-- WHAT TO DO --
Note each line where "Enrichment" appears, and copy it.

━━━━━━━━━━━━━━━━

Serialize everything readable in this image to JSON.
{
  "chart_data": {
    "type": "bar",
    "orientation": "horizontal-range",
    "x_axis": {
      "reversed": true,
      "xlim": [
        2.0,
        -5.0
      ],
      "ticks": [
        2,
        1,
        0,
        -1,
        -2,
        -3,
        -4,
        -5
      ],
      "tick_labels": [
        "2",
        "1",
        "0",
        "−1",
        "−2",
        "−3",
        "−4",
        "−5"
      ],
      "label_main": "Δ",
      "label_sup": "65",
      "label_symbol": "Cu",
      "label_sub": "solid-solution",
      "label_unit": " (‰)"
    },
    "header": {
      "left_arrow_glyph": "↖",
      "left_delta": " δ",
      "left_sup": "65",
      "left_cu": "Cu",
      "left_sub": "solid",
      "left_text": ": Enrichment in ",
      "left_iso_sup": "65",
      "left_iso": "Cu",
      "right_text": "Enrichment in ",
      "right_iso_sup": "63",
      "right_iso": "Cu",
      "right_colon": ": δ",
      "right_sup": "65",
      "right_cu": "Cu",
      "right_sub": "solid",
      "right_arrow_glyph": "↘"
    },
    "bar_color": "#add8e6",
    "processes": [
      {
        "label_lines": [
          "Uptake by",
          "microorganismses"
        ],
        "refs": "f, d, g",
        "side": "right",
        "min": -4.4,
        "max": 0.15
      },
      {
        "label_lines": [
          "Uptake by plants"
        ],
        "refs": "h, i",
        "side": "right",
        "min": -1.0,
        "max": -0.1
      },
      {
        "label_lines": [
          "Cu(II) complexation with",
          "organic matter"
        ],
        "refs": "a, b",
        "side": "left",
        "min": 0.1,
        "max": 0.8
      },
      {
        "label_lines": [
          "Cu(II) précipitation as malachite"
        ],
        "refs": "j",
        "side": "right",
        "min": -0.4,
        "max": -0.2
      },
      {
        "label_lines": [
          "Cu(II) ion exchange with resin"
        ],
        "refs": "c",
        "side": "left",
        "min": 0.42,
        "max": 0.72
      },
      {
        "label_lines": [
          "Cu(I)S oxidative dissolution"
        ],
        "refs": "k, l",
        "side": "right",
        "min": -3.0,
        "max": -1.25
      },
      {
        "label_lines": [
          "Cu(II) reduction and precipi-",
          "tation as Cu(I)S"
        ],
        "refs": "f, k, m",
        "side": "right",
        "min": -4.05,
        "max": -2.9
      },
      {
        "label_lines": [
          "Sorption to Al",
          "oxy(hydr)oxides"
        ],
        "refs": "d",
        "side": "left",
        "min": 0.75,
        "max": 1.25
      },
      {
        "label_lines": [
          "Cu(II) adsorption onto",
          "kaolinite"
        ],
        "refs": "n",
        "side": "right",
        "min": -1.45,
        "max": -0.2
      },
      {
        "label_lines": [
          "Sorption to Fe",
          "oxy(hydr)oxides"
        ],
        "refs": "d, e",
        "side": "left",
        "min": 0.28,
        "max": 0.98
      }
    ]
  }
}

━━━━━━━━━━━━━━━━

-- EXPECTED ANSWER --
      "left_text": ": Enrichment in ",
      "right_text": "Enrichment in ",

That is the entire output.